Among the lines below, which ones contain the word "patients"? Copy every such line.

→ **MATERIAL FOR THE TASK**
____

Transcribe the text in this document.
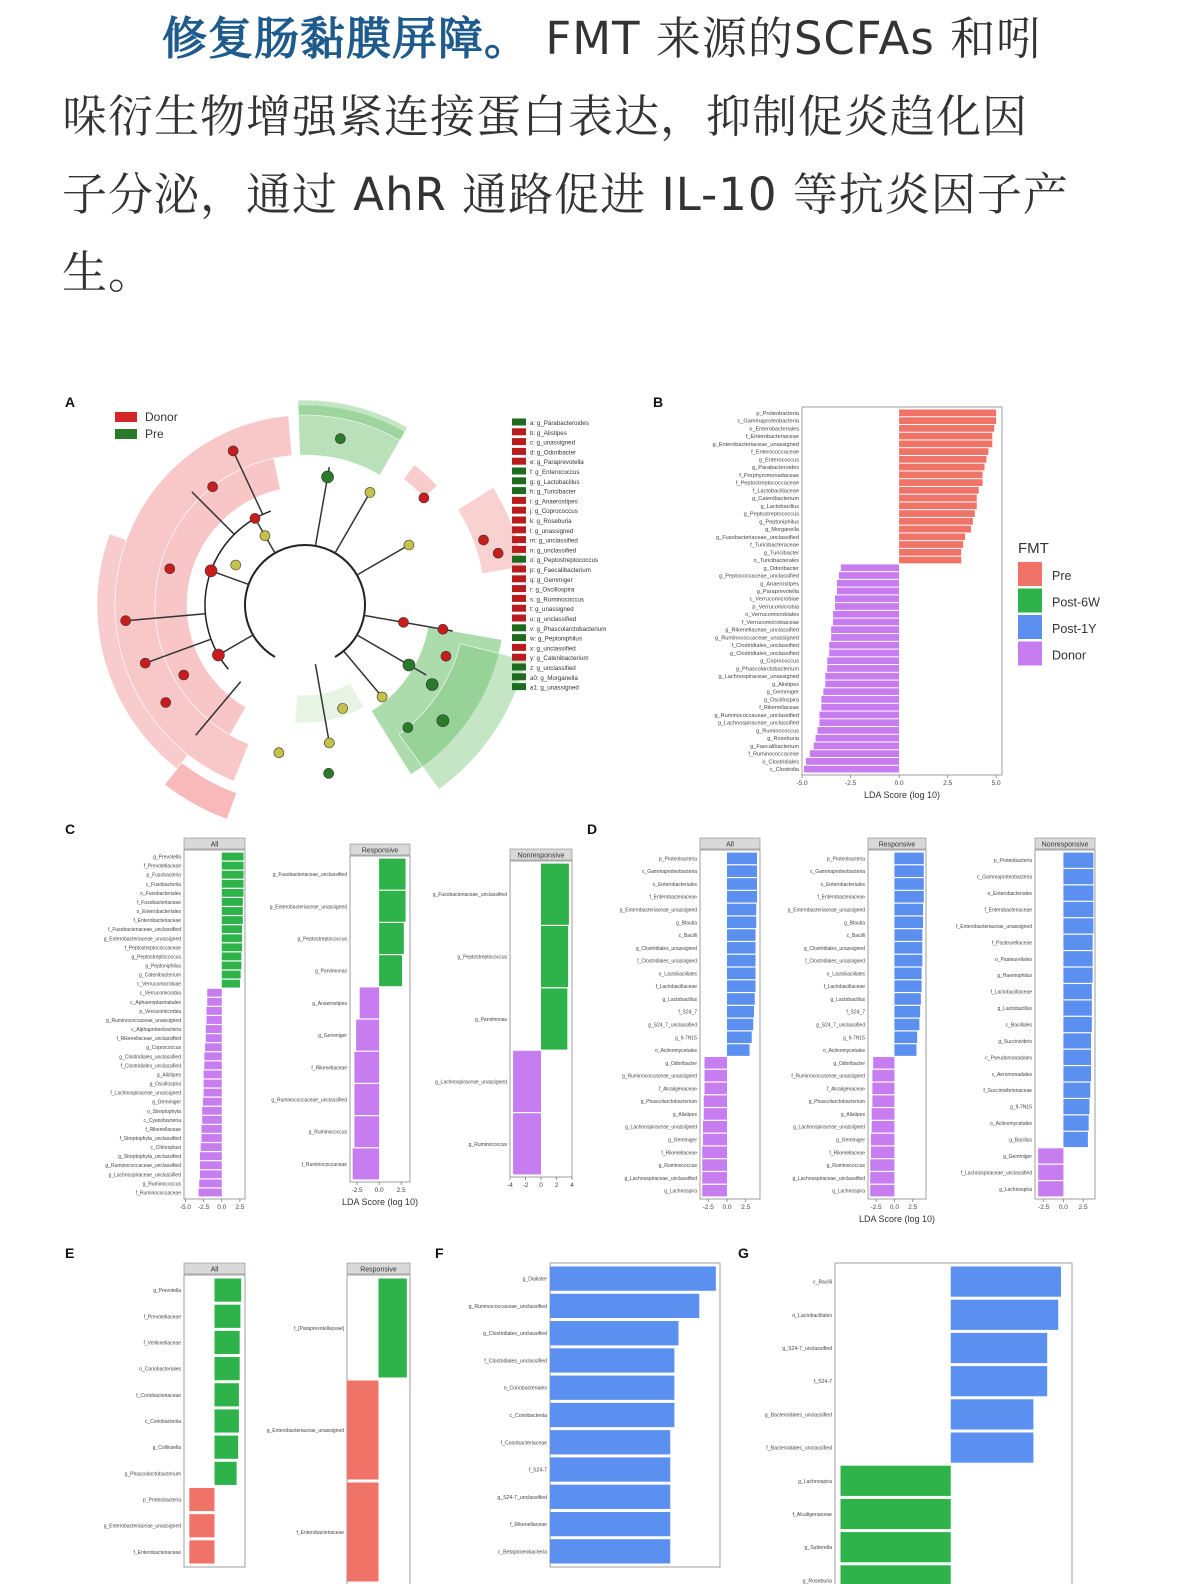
修复肠黏膜屏障。 FMT 来源的SCFAs 和吲
哚衍生物增强紧连接蛋白表达，抑制促炎趋化因
子分泌，通过 AhR 通路促进 IL-10 等抗炎因子产
生。
A	B
C	D
E	F	G
Donor
Pre
a: g_Parabacteroides
b: g_Alistipes
c: g_unassigned
d: g_Odoribacter
e: g_Paraprevotella
f: g_Enterococcus
g: g_Lactobacillus
h: g_Turicibacter
i: g_Anaerostipes
j: g_Coprococcus
k: g_Roseburia
l: g_unassigned
m: g_unclassified
n: g_unclassified
o: g_Peptostreptococcus
p: g_Faecalibacterium
q: g_Gemmiger
r: g_Oscillospira
s: g_Ruminococcus
t: g_unassigned
u: g_unclassified
v: g_Phascolarctobacterium
w: g_Peptoniphilus
x: g_unclassified
y: g_Catenibacterium
z: g_unclassified
a0: g_Morganella
a1: g_unassigned
p_Proteobacteria
c_Gammaproteobacteria
o_Enterobacteriales
f_Enterobacteriaceae
g_Enterobacteriaceae_unassigned
f_Enterococcaceae
g_Enterococcus
g_Parabacteroides
f_Porphyromonadaceae
f_Peptostreptococcaceae
f_Lactobacillaceae
g_Catenibacterium
g_Lactobacillus
g_Peptostreptococcus
g_Peptoniphilus
g_Morganella
g_Fusobacteriaceae_unclassified
f_Turicibacteraceae
g_Turicibacter
o_Turicibacterales
g_Odoribacter
g_Peptococcaceae_unclassified
g_Anaerostipes
g_Paraprevotella
c_Verrucomicrobiae
p_Verrucomicrobia
o_Verrucomicrobiales
f_Verrucomicrobiaceae
g_Rikenellaceae_unclassified
g_Ruminococcaceae_unassigned
f_Clostridiales_unclassified
g_Clostridiales_unclassified
g_Coprococcus
g_Phascolarctobacterium
g_Lachnospiraceae_unassigned
g_Alistipes
g_Gemmiger
g_Oscillospira
f_Rikenellaceae
g_Ruminococcaceae_unclassified
g_Lachnospiraceae_unclassified
g_Ruminococcus
g_Roseburia
g_Faecalibacterium
f_Ruminococcaceae
o_Clostridiales
c_Clostridia
-5.0	-2.5	0.0	2.5	5.0
LDA Score (log 10)
FMT
Pre
Post-6W
Post-1Y
Donor
All
g_Prevotella
f_Prevotellaceae
p_Fusobacteria
c_Fusobacteriia
o_Fusobacteriales
f_Fusobacteriaceae
o_Enterobacteriales
f_Enterobacteriaceae
f_Fusobacteriaceae_unclassified
g_Enterobacteriaceae_unassigned
f_Peptostreptococcaceae
g_Peptostreptococcus
g_Peptoniphilus
g_Catenibacterium
c_Verrucomicrobiae
c_Verrucomicrobia
c_Aphaeroplasmatales
p_Verrucomicrobia
g_Ruminococcaceae_unassigned
c_Alphaproteobacteria
f_Rikenellaceae_unclassified
g_Coprococcus
g_Clostridiales_unclassified
f_Clostridiales_unclassified
g_Alistipes
g_Oscillospira
f_Lachnospiraceae_unassigned
g_Gemmiger
o_Streptophyta
c_Cyanobacteria
f_Rikenellaceae
f_Streptophyta_unclassified
c_Chloroplast
g_Streptophyta_unclassified
g_Ruminococcaceae_unclassified
g_Lachnospiraceae_unclassified
g_Ruminococcus
f_Ruminococcaceae
-5.0 -2.5 0.0 2.5
Responsive
g_Fusobacteriaceae_unclassified
g_Enterobacteriaceae_unassigned
g_Peptostreptococcus
g_Parvimonas
g_Anaerostipes
g_Gemmiger
f_Rikenellaceae
g_Ruminococcaceae_unclassified
g_Ruminococcus
f_Ruminococcaceae
-2.5 0.0 2.5
LDA Score (log 10)
Nonresponsive
g_Fusobacteriaceae_unclassified
g_Peptostreptococcus
g_Parvimonas
g_Lachnospiraceae_unassigned
g_Ruminococcus
-4 -2 0 2 4
All
p_Proteobacteria
c_Gammaproteobacteria
o_Enterobacteriales
f_Enterobacteriaceae
g_Enterobacteriaceae_unassigned
g_Blautia
c_Bacilli
g_Clostridiales_unassigned
f_Clostridiales_unassigned
o_Lactobacillales
f_Lactobacillaceae
g_Lactobacillus
f_S24_7
g_S24_7_unclassified
g_9-7N15
o_Actinomycetales
g_Odoribacter
g_Ruminococcaceae_unassigned
f_Alcaligenaceae
g_Phascolarctobacterium
g_Alistipes
g_Lachnospiraceae_unassigned
g_Gemmiger
f_Rikenellaceae
g_Ruminococcus
g_Lachnospiraceae_unclassified
g_Lachnospira
-2.5 0.0 2.5
Responsive
p_Proteobacteria
c_Gammaproteobacteria
o_Enterobacteriales
f_Enterobacteriaceae
g_Enterobacteriaceae_unassigned
g_Blautia
c_Bacilli
g_Clostridiales_unassigned
f_Clostridiales_unassigned
o_Lactobacillales
f_Lactobacillaceae
g_Lactobacillus
f_S24_7
g_S24_7_unclassified
g_9-7N15
o_Actinomycetales
g_Odoribacter
f_Ruminococcaceae_unassigned
f_Alcaligenaceae
g_Phascolarctobacterium
g_Alistipes
g_Lachnospiraceae_unassigned
g_Gemmiger
f_Rikenellaceae
g_Ruminococcus
g_Lachnospiraceae_unclassified
g_Lachnospira
-2.5 0.0 2.5
LDA Score (log 10)
Nonresponsive
p_Proteobacteria
c_Gammaproteobacteria
o_Enterobacteriales
f_Enterobacteriaceae
f_Enterobacteriaceae_unassigned
f_Pasteurellaceae
o_Pasteurellales
g_Haemophilus
f_Lactobacillaceae
g_Lactobacillus
c_Bacillales
g_Succinivibrio
c_Pseudomonadales
c_Aeromonadales
f_Succinivibrionaceae
g_9-7N15
o_Actinomycetales
g_Bacillus
g_Gemmiger
f_Lachnospiraceae_unclassified
g_Lachnospira
-2.5 0.0 2.5
All
g_Prevotella
f_Prevotellaceae
f_Veillonellaceae
o_Coriobacteriales
f_Coriobacteriaceae
c_Coriobacteriia
g_Collinsella
g_Phascolarctobacterium
p_Proteobacteria
g_Enterobacteriaceae_unassigned
f_Enterobacteriaceae
Responsive
f_[Paraprevotellaceae]
g_Enterobacteriaceae_unassigned
f_Enterobacteriaceae
g_Dialister
g_Ruminococcaceae_unclassified
g_Clostridiales_unclassified
f_Clostridiales_unclassified
o_Coriobacteriales
c_Coriobacteriia
f_Coriobacteriaceae
f_S24-7
g_S24-7_unclassified
f_Rikenellaceae
c_Betaproteobacteria
c_Bacilli
o_Lactobacillales
g_S24-7_unclassified
f_S24-7
g_Bacteroidales_unclassified
f_Bacteroidales_unclassified
g_Lachnospira
f_Alcaligenaceae
g_Sutterella
g_Roseburia
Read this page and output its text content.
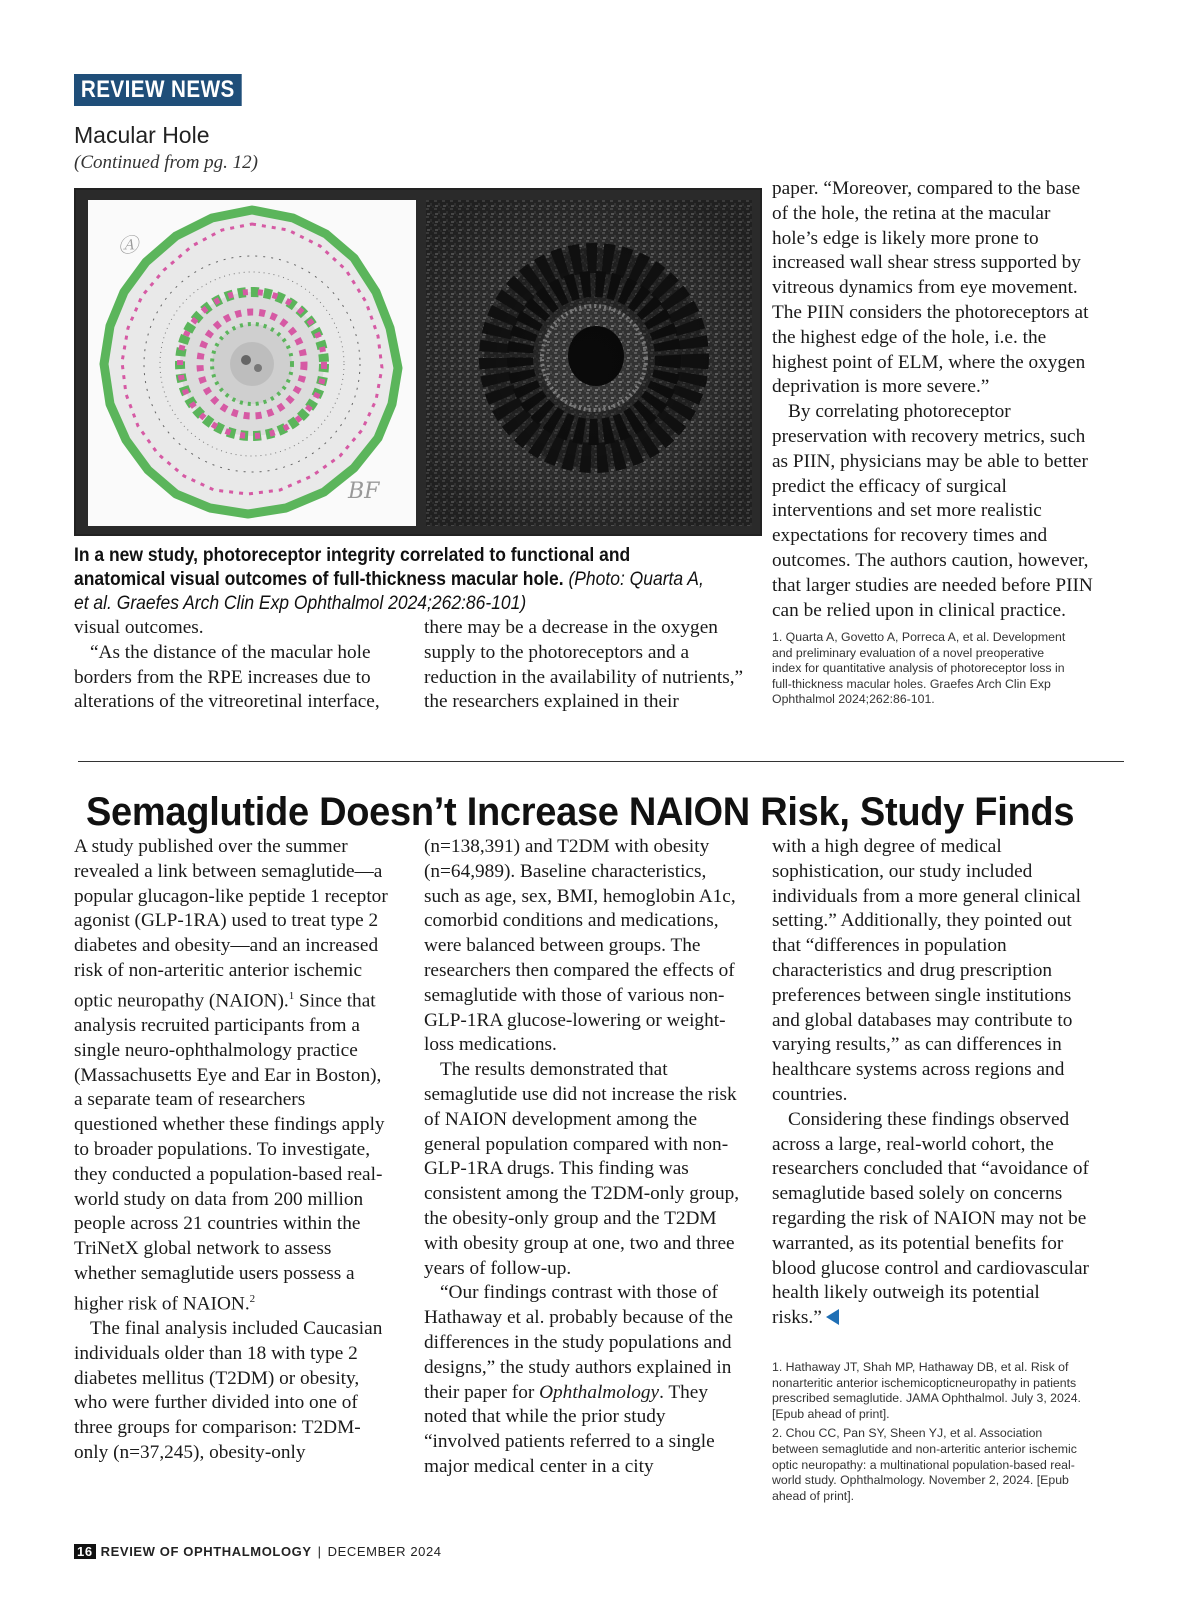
REVIEW NEWS
Macular Hole
(Continued from pg. 12)
Ⓐ
BF
In a new study, photoreceptor integrity correlated to functional and anatomical visual outcomes of full-thickness macular hole. (Photo: Quarta A, et al. Graefes Arch Clin Exp Ophthalmol 2024;262:86-101)

visual outcomes.

“As the distance of the macular hole borders from the RPE increases due to alterations of the vitreoretinal interface,

there may be a decrease in the oxygen supply to the photoreceptors and a reduction in the availability of nutrients,” the researchers explained in their

paper. “Moreover, compared to the base of the hole, the retina at the macular hole’s edge is likely more prone to increased wall shear stress supported by vitreous dynamics from eye movement. The PIIN considers the photoreceptors at the highest edge of the hole, i.e. the highest point of ELM, where the oxygen deprivation is more severe.”

By correlating photoreceptor preservation with recovery metrics, such as PIIN, physicians may be able to better predict the efficacy of surgical interventions and set more realistic expectations for recovery times and outcomes. The authors caution, however, that larger studies are needed before PIIN can be relied upon in clinical practice.

1. Quarta A, Govetto A, Porreca A, et al. Development and preliminary evaluation of a novel preoperative index for quantitative analysis of photoreceptor loss in full-thickness macular holes. Graefes Arch Clin Exp Ophthalmol 2024;262:86-101.

Semaglutide Doesn’t Increase NAION Risk, Study Finds

A study published over the summer revealed a link between semaglutide—a popular glucagon-like peptide 1 receptor agonist (GLP-1RA) used to treat type 2 diabetes and obesity—and an increased risk of non-arteritic anterior ischemic optic neuropathy (NAION).$^1$ Since that analysis recruited participants from a single neuro-ophthalmology practice (Massachusetts Eye and Ear in Boston), a separate team of researchers questioned whether these findings apply to broader populations. To investigate, they conducted a population-based real-world study on data from 200 million people across 21 countries within the TriNetX global network to assess whether semaglutide users possess a higher risk of NAION.$^2$

The final analysis included Caucasian individuals older than 18 with type 2 diabetes mellitus (T2DM) or obesity, who were further divided into one of three groups for comparison: T2DM-only (n=37,245), obesity-only

(n=138,391) and T2DM with obesity (n=64,989). Baseline characteristics, such as age, sex, BMI, hemoglobin A1c, comorbid conditions and medications, were balanced between groups. The researchers then compared the effects of semaglutide with those of various non-GLP-1RA glucose-lowering or weight-loss medications.

The results demonstrated that semaglutide use did not increase the risk of NAION development among the general population compared with non-GLP-1RA drugs. This finding was consistent among the T2DM-only group, the obesity-only group and the T2DM with obesity group at one, two and three years of follow-up.

“Our findings contrast with those of Hathaway et al. probably because of the differences in the study populations and designs,” the study authors explained in their paper for Ophthalmology. They noted that while the prior study “involved patients referred to a single major medical center in a city

with a high degree of medical sophistication, our study included individuals from a more general clinical setting.” Additionally, they pointed out that “differences in population characteristics and drug prescription preferences between single institutions and global databases may contribute to varying results,” as can differences in healthcare systems across regions and countries.

Considering these findings observed across a large, real-world cohort, the researchers concluded that “avoidance of semaglutide based solely on concerns regarding the risk of NAION may not be warranted, as its potential benefits for blood glucose control and cardiovascular health likely outweigh its potential risks.”

1. Hathaway JT, Shah MP, Hathaway DB, et al. Risk of nonarteritic anterior ischemicopticneuropathy in patients prescribed semaglutide. JAMA Ophthalmol. July 3, 2024. [Epub ahead of print].

2. Chou CC, Pan SY, Sheen YJ, et al. Association between semaglutide and non-arteritic anterior ischemic optic neuropathy: a multinational population-based real-world study. Ophthalmology. November 2, 2024. [Epub ahead of print].

16 REVIEW OF OPHTHALMOLOGY | DECEMBER 2024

____

→ **EXERCISE OUTPUT**
“Our findings contrast with those of Hathaway et al. probably because of the differences in the study populations and designs,” the study authors explained in their paper for Ophthalmology. They noted that while the prior study “involved patients referred to a single major medical center in a city
1. Hathaway JT, Shah MP, Hathaway DB, et al. Risk of nonarteritic anterior ischemicopticneuropathy in patients prescribed semaglutide. JAMA Ophthalmol. July 3, 2024. [Epub ahead of print].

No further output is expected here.